TEXT PROVIDED
>> start
Nemtsov, 55, one of the most famous critics of Putin, had just left a restaurant with his girlfriend, Anna Duritskaya, a 23-year-old model and Ukrainian national, when he was murdered. Duritskaya claims she did not see the shooter. Earlier, Nemtsov had made an appearance on Ekho Moskvy -- or Echo of Moscow -- a radio station where he called on Moscow residents to attend a march against Putin’s administration and the war in Ukraine Feb. 27.
"There is already a list of unsolved political murders and attacks in Russia," Amnesty International said in a statement this week. "We cannot allow Boris Nemtsov to become just another name on this list."
Whether Putin is directly involved or simply the beneficiary of so many untimely deaths of his enemies will probably never be seriously investigated, say Kremlin watchers. By some measures the richest and most powerful man in the world, Putin appears beyond the reach of any prosecution.
>> end
DATA BLOCK
>> start
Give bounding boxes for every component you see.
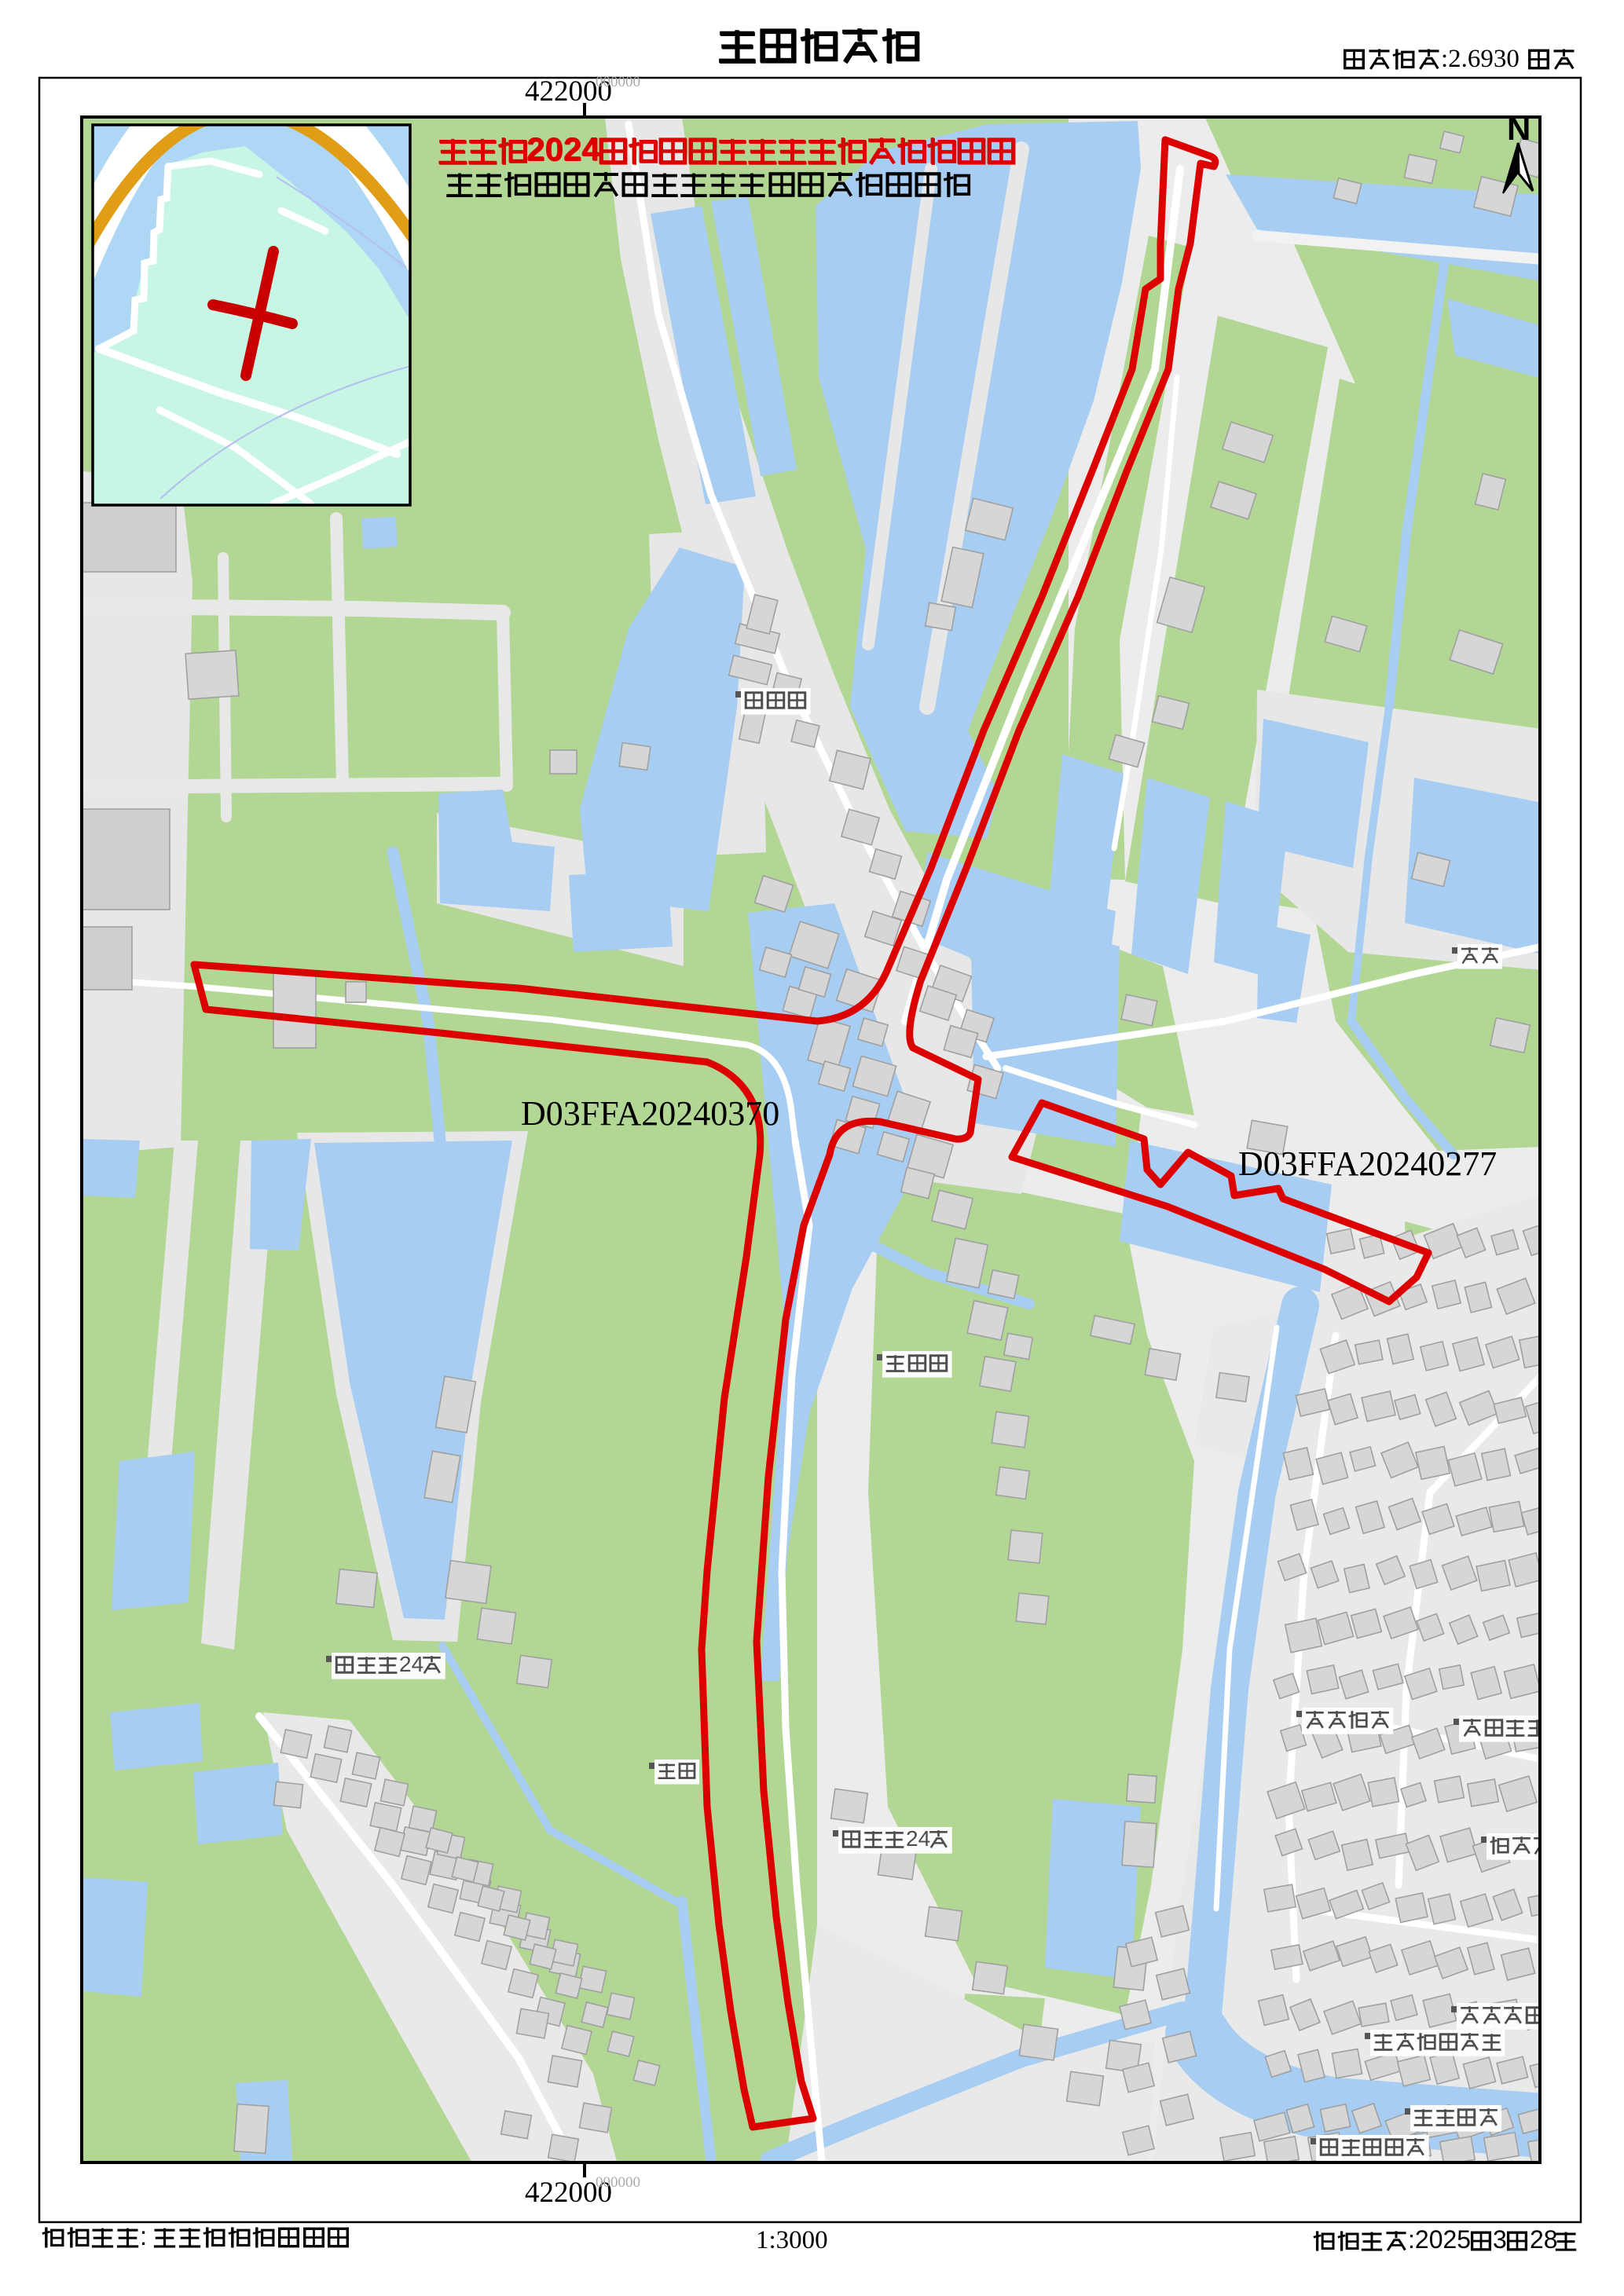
>> end
COMPLETE THE FOLLOWING
(A) Set down the passage on Nemtsov's murder from "Nemtsov, 55, one" up to and including "Ukraine Feb. 27.".
(B) In the passage on Nemtsov's murder, on which radio station did Nemtsov appear earlier and urge Moscow residents to march?

SOLUTIONS BY TASK
(A)
Nemtsov, 55, one of the most famous critics of Putin, had just left a restaurant with his girlfriend, Anna Duritskaya, a 23-year-old model and Ukrainian national, when he was murdered. Duritskaya claims she did not see the shooter. Earlier, Nemtsov had made an appearance on Ekho Moskvy -- or Echo of Moscow -- a radio station where he called on Moscow residents to attend a march against Putin’s administration and the war in Ukraine Feb. 27.

(B) Ekho Moskvy, or Echo of Moscow.